Exercises —
1 > According to the article on the film Crystal Cross, what is the film's running time?
2 > Continue the article on the film Crystal Cross from the end of its premise section.

Source passage —
- - -
- Theatrical release poster
- Directed by: Richie Follin
- Written by: Richie Follin
- Produced by: Peter Hagan
- Starring: Rubyrose Hill; Missi Pyle; Samantha Robinson; Lukas Haas; Luke Baines; David Lowe; Barbara Williams; Richie Follin;
- Cinematography: Mauro Fernandez
- Edited by: Peter Hagan
- Music by: Richie Follin (score); Guards (songs);
- Production companies: American Rhapsody; Seventh Symphony;
- Release date: October 23, 2025 (Austin Film Festival);
- Running time: 88 minutes
- Country: United States
- Language: English

= Crystal Cross =

Crystal Cross is a 2025 American romantic black comedy drama film written and directed by Richie Follin. It stars Rubyrose Hill, Missi Pyle, Samantha Robinson, Lukas Haas, Luke Baines, David Lowe, Barbara Williams, and Follin.

The film premiered at the Austin Film Festival on October 23, 2025.

==Premise==
Dotty, a Christian singer chasing fame, hitches a ride with James, a grieving father bent on ending his life. On the road, their twisted love story unfolds as two desperate souls find faith, music, and truth on the way to life and death.
- - -
Page segmentation data:
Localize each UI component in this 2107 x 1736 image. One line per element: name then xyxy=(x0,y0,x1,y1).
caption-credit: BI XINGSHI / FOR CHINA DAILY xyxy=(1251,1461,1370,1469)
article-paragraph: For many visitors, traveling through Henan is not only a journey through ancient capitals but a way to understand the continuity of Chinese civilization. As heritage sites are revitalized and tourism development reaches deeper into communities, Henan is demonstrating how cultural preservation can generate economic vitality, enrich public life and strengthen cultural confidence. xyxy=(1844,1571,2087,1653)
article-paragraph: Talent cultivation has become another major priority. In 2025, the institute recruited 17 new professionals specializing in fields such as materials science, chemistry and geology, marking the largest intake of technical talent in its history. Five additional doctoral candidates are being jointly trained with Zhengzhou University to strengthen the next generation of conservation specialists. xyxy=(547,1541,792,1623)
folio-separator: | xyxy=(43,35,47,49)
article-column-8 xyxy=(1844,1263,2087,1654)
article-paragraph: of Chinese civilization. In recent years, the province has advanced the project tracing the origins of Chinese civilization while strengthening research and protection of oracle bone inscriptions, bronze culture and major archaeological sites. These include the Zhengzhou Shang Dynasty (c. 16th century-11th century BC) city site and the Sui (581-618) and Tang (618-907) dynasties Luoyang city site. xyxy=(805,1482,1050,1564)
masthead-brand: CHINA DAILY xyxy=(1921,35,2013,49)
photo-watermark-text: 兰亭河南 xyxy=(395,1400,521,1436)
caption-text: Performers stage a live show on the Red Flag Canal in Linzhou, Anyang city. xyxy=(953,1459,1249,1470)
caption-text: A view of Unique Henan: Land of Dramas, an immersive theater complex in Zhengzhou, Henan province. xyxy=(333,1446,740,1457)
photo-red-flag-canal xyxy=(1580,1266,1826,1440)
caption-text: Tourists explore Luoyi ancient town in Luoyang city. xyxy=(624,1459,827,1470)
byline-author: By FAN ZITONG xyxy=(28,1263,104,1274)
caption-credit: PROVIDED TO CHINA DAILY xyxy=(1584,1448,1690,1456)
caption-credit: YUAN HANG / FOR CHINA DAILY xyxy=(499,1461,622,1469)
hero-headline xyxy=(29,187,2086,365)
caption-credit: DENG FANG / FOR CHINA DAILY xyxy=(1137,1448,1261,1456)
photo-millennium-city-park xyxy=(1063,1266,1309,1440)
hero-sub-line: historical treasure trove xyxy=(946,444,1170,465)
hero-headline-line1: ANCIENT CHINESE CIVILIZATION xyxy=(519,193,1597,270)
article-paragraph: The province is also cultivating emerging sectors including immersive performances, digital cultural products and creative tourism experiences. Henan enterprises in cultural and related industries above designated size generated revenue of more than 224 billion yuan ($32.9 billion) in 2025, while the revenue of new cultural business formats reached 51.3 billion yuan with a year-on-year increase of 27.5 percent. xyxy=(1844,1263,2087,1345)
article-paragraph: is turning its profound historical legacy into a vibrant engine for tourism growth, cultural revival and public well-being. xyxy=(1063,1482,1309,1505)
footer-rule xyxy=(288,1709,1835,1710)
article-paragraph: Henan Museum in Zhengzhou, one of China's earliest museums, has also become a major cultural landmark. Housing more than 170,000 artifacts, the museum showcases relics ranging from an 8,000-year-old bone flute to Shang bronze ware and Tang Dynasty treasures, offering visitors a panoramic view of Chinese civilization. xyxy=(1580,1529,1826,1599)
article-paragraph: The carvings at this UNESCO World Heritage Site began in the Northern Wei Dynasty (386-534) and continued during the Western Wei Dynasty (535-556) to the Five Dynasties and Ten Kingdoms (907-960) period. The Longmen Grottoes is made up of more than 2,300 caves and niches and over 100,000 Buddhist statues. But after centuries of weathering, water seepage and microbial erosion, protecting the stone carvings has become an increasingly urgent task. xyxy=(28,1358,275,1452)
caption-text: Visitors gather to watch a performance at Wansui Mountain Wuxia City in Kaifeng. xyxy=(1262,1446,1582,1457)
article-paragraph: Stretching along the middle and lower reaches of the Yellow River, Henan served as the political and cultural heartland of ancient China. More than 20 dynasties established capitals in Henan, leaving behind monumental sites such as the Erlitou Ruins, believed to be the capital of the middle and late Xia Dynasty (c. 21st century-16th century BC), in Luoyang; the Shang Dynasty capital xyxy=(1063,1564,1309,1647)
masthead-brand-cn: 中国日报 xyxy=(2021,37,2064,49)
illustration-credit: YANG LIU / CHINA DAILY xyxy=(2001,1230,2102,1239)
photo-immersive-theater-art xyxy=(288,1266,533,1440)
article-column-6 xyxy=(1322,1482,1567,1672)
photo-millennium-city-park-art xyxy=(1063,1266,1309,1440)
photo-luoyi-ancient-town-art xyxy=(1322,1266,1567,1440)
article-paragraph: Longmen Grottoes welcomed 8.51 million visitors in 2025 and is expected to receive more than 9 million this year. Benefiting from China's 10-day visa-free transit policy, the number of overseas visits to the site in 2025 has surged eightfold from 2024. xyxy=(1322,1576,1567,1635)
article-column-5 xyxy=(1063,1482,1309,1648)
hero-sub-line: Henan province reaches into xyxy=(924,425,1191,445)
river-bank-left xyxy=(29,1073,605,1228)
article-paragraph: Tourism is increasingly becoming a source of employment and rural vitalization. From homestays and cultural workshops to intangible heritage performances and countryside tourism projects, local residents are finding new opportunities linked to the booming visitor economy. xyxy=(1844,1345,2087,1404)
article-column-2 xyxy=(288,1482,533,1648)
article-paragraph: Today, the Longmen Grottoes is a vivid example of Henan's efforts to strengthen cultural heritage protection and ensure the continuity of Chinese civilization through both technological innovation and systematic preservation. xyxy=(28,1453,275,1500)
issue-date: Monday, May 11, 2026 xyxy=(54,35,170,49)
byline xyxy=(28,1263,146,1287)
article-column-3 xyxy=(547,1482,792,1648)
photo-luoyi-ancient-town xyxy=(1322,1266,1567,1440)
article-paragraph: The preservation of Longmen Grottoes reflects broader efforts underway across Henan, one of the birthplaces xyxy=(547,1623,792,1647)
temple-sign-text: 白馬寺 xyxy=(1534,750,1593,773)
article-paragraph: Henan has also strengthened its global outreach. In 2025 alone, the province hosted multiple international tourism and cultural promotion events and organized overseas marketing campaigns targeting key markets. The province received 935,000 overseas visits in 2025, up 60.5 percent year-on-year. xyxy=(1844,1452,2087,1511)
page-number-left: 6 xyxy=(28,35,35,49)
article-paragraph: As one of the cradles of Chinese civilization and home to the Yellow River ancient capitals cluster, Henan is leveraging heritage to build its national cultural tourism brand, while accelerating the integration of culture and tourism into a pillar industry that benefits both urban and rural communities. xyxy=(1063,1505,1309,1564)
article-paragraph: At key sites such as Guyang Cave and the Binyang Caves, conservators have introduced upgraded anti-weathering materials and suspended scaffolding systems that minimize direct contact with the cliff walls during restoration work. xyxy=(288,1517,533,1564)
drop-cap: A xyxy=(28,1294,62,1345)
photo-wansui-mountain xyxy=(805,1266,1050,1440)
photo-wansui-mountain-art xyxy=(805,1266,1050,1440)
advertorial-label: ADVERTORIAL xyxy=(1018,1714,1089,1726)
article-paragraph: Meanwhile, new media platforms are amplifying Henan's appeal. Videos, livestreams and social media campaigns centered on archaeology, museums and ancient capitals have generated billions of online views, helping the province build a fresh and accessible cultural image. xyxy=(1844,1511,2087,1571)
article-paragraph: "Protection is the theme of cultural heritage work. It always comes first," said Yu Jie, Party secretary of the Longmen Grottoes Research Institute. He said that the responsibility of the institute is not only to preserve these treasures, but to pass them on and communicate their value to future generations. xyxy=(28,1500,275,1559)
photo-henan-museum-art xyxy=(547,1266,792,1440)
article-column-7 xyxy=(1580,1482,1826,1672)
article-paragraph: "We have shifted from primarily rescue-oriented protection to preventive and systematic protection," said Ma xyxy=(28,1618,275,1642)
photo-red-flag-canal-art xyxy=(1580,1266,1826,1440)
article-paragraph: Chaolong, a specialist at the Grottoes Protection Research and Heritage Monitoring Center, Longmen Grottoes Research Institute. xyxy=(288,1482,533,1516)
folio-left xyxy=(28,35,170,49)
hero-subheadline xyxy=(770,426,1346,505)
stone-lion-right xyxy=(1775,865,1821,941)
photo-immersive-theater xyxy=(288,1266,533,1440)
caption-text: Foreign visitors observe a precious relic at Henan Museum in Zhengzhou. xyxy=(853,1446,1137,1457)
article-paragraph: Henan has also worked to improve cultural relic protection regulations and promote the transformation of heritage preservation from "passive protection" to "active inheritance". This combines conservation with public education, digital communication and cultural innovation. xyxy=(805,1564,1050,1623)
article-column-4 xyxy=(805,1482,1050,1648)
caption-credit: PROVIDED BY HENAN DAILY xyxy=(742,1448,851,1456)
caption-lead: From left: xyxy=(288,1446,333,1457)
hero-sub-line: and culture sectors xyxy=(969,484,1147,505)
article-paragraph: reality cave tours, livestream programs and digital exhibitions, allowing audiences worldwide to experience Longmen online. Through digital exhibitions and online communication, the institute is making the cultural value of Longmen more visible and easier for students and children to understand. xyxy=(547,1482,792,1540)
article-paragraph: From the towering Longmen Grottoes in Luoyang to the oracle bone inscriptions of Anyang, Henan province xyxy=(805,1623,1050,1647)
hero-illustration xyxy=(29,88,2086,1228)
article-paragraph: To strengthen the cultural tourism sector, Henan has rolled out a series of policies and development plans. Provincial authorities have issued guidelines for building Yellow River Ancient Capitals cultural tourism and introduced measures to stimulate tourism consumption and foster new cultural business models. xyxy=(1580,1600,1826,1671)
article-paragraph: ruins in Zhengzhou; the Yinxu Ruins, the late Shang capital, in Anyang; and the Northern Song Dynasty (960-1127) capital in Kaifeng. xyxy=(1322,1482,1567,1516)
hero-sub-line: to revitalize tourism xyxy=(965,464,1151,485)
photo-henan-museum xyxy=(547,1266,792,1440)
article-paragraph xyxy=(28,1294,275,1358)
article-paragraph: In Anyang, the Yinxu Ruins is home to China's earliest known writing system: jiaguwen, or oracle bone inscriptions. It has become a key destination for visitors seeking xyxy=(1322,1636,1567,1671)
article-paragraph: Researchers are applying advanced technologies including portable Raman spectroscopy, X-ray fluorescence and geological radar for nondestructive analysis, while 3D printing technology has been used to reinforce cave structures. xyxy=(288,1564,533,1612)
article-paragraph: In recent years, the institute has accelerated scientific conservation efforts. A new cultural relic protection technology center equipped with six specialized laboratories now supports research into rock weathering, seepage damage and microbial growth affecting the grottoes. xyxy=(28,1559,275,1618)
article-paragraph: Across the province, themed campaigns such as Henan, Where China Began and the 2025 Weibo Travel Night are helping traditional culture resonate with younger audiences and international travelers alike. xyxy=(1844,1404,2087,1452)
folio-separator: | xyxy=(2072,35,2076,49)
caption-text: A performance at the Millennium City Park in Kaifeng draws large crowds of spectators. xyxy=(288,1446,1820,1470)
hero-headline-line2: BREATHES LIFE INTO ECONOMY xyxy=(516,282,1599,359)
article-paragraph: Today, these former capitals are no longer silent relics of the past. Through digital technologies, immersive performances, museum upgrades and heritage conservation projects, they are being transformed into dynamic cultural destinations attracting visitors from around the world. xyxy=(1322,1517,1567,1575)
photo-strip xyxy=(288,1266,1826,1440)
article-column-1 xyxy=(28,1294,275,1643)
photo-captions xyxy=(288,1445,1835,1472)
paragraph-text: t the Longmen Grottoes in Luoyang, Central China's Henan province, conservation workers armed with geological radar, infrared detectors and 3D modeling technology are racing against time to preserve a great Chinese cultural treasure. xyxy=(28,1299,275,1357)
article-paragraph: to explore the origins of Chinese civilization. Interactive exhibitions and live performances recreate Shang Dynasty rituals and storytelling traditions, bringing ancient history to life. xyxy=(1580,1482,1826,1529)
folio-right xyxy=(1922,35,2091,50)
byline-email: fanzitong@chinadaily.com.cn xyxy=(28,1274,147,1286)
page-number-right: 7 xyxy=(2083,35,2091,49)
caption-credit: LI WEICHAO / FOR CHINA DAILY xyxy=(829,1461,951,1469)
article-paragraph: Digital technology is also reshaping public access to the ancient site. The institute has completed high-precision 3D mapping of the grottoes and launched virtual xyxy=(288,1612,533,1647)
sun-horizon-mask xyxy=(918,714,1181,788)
- - -
Exercise results —
1 > 88 minutes

2 >
==Cast==
- Rubyrose Hill as Dotty
- Missi Pyle as Therapist
- Samantha Robinson
- Lukas Haas
- Luke Baines
- David Lowe
- Barbara Williams
- Richie Follin as James

==Production==
In August 2025, it was announced that Richie Follin had written, directed, and composed a romantic black comedy drama film titled Crystal Cross, starring Rubyrose Hill, Missi Pyle, Samantha Robinson, Lukas Haas, Luke Baines, David Lowe, Barbara Williams, and Follin.

==Release==
Crystal Cross premiered at the Austin Film Festival on October 23, 2025. The film also screened at the Beverly Hills Film Festival on April 13, 2026, and will screen at the Brooklyn Film Festival on June 6.